'''

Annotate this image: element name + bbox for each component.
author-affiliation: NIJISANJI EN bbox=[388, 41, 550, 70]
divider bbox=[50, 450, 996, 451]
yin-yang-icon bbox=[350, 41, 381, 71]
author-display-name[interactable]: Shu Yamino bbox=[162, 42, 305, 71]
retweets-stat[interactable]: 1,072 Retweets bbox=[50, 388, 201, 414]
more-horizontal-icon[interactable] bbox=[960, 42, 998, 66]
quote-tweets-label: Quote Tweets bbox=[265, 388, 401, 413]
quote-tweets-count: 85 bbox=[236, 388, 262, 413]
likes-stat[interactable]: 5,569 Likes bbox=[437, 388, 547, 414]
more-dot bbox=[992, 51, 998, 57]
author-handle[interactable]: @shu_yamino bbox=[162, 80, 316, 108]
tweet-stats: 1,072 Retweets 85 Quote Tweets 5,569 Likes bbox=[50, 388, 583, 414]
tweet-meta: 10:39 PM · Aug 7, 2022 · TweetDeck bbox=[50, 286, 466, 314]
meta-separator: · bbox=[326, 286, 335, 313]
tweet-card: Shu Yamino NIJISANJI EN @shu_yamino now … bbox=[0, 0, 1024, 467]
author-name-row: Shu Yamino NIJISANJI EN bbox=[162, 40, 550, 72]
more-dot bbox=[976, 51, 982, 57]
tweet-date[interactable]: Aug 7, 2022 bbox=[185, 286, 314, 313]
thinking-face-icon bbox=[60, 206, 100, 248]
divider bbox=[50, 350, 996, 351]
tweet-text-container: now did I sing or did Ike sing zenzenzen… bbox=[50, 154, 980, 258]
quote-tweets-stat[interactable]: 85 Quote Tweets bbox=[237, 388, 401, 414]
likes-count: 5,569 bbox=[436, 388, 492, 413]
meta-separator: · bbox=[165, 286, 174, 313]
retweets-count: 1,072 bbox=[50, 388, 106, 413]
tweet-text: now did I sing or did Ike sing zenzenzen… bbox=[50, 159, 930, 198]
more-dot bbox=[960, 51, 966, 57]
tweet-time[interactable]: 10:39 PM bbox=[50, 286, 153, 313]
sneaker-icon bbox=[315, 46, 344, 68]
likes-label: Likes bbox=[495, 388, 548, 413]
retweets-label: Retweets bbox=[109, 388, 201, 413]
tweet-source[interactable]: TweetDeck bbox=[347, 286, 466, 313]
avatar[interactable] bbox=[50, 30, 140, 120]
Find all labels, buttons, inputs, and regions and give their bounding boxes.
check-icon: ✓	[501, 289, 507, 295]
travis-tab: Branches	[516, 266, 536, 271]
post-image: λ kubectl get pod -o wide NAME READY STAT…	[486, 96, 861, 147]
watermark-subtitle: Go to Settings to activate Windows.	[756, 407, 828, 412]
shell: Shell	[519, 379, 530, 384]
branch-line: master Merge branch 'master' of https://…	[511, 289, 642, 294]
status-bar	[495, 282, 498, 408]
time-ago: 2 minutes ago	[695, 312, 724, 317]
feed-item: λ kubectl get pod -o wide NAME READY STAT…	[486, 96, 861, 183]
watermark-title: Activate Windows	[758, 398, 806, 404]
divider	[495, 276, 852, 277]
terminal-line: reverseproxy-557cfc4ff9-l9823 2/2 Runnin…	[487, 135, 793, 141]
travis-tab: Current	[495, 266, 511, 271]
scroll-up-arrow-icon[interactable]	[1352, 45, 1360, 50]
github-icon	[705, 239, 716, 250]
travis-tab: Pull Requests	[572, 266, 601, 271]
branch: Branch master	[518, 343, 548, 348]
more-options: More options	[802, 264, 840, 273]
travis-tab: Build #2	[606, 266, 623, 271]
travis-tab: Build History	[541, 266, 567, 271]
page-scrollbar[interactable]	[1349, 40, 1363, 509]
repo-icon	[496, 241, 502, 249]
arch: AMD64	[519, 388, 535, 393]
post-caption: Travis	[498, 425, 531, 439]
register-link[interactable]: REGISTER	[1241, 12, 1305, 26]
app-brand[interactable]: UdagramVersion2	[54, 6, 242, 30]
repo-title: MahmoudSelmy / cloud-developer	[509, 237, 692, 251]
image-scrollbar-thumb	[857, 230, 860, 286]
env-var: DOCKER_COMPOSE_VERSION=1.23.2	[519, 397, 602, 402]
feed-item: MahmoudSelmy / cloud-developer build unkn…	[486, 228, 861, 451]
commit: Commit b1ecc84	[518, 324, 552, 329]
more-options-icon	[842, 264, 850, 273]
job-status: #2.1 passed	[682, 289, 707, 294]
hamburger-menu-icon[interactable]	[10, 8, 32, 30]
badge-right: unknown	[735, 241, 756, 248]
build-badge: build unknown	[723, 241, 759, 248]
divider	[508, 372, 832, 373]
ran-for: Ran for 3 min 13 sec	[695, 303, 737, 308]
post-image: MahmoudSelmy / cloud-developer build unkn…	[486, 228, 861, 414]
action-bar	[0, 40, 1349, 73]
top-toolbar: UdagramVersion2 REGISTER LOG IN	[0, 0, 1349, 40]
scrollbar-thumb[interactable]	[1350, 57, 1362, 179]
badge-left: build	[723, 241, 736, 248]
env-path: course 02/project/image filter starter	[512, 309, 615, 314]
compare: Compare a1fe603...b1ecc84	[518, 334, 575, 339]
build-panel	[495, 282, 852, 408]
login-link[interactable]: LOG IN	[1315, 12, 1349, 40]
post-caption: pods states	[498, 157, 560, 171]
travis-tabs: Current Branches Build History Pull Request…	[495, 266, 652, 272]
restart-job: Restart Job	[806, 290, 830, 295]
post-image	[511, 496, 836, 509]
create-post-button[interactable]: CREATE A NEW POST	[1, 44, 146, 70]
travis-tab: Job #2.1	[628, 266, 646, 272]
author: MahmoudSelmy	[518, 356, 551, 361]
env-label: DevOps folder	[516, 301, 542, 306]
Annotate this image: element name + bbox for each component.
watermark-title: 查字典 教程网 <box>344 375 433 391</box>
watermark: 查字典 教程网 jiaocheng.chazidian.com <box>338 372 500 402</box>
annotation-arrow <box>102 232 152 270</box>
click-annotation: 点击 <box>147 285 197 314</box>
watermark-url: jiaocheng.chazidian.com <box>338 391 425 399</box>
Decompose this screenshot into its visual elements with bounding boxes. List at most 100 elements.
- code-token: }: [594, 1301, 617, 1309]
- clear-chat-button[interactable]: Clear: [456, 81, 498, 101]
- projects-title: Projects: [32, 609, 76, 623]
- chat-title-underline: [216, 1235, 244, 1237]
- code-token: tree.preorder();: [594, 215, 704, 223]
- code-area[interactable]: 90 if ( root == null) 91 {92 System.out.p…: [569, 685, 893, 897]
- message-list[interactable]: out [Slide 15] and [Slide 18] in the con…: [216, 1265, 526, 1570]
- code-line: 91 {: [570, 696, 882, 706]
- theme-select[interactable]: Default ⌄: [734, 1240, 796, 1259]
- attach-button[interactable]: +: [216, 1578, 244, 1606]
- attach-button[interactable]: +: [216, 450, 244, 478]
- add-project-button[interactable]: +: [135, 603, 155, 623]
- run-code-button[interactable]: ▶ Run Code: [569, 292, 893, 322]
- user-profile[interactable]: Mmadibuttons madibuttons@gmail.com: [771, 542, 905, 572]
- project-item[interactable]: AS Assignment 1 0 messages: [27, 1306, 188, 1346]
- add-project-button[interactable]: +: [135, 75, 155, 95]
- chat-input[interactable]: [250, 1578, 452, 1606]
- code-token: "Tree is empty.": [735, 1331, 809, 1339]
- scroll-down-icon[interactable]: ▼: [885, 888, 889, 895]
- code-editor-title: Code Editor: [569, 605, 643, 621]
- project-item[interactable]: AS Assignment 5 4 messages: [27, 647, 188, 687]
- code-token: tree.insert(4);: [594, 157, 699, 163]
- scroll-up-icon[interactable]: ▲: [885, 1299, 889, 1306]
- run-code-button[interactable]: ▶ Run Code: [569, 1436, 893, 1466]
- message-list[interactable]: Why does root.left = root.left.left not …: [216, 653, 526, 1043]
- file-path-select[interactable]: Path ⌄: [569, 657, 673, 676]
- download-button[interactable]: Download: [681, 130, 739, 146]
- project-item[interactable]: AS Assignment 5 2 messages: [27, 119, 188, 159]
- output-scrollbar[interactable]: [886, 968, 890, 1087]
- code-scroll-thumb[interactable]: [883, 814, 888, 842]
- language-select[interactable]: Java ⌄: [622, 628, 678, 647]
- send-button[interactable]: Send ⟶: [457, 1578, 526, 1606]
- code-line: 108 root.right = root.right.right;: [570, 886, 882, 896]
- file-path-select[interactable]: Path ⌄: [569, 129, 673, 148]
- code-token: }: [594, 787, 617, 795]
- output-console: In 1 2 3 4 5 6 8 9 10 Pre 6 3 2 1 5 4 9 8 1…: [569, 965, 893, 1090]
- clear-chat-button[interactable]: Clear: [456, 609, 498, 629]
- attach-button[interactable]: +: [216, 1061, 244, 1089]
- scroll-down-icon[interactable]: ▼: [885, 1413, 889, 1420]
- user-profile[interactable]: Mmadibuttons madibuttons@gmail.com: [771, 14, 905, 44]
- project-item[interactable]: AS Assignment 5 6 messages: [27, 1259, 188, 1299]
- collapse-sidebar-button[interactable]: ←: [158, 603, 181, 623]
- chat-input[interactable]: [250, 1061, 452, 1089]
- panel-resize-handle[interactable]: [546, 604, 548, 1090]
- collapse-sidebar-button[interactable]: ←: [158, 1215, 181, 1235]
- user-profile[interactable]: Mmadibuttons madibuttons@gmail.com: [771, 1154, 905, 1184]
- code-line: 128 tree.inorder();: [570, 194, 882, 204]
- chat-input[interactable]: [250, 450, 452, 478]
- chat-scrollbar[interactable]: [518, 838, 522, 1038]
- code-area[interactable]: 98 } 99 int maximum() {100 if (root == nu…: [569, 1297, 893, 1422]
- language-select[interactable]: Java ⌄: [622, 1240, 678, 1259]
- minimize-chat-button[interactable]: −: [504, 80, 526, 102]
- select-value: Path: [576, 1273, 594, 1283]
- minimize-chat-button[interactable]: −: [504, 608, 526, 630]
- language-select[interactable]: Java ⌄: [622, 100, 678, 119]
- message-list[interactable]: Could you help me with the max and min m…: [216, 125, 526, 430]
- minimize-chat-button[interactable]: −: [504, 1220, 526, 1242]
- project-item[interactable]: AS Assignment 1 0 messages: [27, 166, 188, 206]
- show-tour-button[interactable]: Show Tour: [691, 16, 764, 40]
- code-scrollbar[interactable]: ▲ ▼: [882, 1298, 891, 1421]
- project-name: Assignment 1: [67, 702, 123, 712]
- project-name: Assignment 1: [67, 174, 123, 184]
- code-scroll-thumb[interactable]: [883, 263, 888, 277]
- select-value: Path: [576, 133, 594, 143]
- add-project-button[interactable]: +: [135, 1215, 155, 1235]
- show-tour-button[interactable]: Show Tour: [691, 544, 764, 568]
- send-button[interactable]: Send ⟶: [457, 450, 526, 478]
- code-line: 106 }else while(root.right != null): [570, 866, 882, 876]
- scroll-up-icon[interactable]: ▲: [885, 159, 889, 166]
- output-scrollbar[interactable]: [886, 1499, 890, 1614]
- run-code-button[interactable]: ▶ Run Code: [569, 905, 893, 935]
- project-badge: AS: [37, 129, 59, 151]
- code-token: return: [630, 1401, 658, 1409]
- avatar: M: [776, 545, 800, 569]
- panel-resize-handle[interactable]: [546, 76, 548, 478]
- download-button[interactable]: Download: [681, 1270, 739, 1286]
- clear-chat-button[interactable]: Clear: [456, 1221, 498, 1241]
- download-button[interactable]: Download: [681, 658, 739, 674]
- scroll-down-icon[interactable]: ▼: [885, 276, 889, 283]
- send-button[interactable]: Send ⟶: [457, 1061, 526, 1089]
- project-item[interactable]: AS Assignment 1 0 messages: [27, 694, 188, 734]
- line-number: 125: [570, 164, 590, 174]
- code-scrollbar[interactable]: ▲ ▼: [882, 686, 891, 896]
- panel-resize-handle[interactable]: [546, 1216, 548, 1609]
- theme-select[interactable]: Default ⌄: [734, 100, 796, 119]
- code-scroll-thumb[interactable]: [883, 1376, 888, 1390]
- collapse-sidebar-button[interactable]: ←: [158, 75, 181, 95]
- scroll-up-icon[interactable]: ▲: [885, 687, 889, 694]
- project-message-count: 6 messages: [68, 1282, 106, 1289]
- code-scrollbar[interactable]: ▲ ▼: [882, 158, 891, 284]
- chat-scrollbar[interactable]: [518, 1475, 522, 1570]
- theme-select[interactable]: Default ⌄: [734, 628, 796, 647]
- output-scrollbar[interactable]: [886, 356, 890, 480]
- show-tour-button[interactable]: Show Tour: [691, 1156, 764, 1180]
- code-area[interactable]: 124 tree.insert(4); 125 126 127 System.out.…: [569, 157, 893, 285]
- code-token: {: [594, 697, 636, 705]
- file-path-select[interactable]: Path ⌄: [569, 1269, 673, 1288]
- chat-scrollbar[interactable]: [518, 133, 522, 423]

'''

-- The exercise --
How many lines of the listing contain the string "REGISTER"? Case counts; reply with the number only.

-- Result below --
2